--- BEGIN PROVIDED RECORDS ---

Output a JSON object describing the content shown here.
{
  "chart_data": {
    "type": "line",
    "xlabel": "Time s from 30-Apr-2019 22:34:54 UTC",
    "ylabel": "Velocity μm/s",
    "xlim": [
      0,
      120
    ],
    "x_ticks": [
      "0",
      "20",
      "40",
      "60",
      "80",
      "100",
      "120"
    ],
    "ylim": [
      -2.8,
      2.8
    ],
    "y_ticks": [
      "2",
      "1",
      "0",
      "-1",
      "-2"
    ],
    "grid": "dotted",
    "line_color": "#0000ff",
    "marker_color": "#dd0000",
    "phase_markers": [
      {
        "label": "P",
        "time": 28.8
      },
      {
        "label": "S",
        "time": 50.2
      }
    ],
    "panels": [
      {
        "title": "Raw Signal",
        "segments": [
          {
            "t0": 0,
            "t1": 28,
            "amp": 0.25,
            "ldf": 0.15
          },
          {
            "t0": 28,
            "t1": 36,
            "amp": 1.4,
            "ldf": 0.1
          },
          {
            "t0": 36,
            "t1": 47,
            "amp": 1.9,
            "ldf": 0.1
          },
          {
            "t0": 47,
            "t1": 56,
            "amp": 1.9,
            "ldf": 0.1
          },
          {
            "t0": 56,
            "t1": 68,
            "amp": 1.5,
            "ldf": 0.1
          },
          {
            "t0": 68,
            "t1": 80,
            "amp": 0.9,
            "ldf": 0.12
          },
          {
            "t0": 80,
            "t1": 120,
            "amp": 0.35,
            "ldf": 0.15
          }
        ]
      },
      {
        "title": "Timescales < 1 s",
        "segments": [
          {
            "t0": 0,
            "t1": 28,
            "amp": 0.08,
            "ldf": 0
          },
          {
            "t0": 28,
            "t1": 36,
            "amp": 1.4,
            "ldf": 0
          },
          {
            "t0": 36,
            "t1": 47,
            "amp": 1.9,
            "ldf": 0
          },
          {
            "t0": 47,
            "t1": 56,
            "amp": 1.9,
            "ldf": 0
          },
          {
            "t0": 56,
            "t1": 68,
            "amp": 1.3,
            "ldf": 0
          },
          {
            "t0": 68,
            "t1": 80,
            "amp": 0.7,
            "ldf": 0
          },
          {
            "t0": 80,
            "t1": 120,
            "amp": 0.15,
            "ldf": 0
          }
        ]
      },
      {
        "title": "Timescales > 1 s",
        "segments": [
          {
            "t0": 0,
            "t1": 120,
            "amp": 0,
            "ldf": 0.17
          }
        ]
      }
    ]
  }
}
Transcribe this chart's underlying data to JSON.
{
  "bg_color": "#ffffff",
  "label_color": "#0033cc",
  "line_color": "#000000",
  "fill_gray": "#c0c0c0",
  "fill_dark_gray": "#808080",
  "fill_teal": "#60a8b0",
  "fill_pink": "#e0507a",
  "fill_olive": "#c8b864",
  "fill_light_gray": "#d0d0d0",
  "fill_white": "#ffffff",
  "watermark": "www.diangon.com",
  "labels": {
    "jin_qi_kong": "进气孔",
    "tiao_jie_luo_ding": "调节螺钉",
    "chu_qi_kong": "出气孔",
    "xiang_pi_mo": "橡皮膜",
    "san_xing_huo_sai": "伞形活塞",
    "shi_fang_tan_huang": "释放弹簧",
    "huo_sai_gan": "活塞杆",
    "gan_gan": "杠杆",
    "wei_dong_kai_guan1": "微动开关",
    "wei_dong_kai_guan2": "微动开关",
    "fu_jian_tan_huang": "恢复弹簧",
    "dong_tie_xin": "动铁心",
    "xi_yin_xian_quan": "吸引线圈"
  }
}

--- END PROVIDED RECORDS ---

Pick out every line holding the string "Timescales" and return it.

• **RESPONSE TO THE EXERCISE**:
        "title": "Timescales < 1 s",
        "title": "Timescales > 1 s",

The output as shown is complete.